[Dataset entries]
☆ ☆ ☆ ☆

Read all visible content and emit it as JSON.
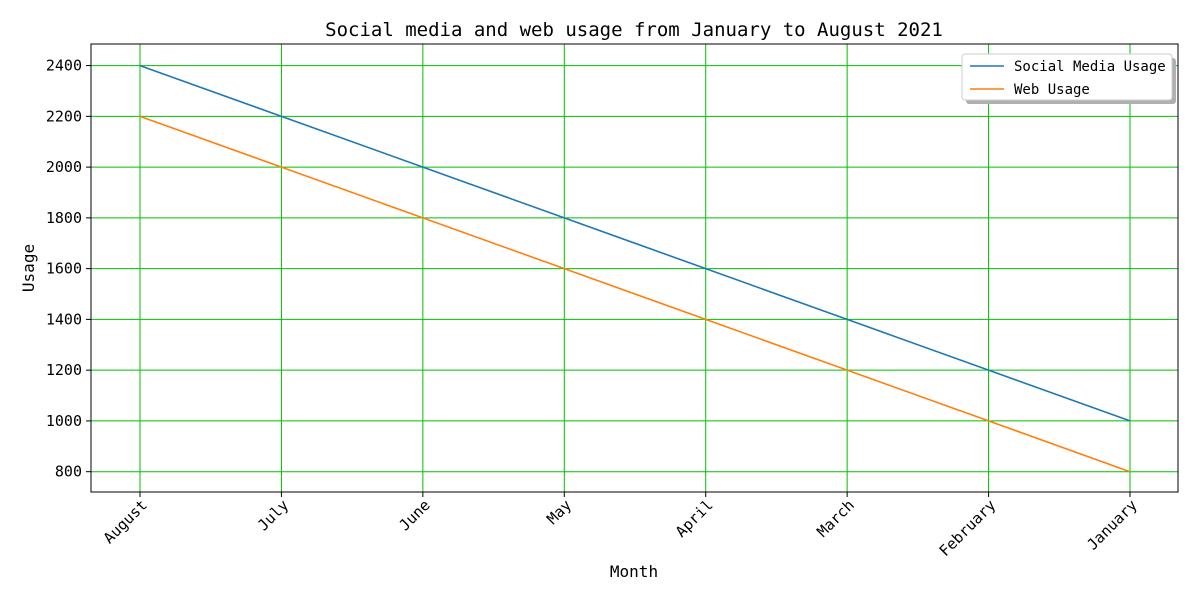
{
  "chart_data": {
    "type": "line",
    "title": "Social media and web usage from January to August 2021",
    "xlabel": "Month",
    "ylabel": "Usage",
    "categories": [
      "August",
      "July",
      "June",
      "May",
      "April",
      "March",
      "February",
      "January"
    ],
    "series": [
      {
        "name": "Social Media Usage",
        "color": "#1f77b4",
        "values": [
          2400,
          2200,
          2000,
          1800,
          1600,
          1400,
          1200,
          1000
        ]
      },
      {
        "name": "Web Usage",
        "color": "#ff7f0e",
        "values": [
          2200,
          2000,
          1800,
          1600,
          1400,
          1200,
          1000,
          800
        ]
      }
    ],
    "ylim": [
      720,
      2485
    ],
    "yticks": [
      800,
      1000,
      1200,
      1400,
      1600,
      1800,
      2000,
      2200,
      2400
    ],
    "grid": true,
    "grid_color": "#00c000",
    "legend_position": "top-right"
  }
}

☆ ☆ ☆ ☆

GIVEN REQUEST: Pick out each line containing the string "January" and copy it.

SOLUTION FOR THIS PROBLEM:
    "title": "Social media and web usage from January to August 2021",
      "January"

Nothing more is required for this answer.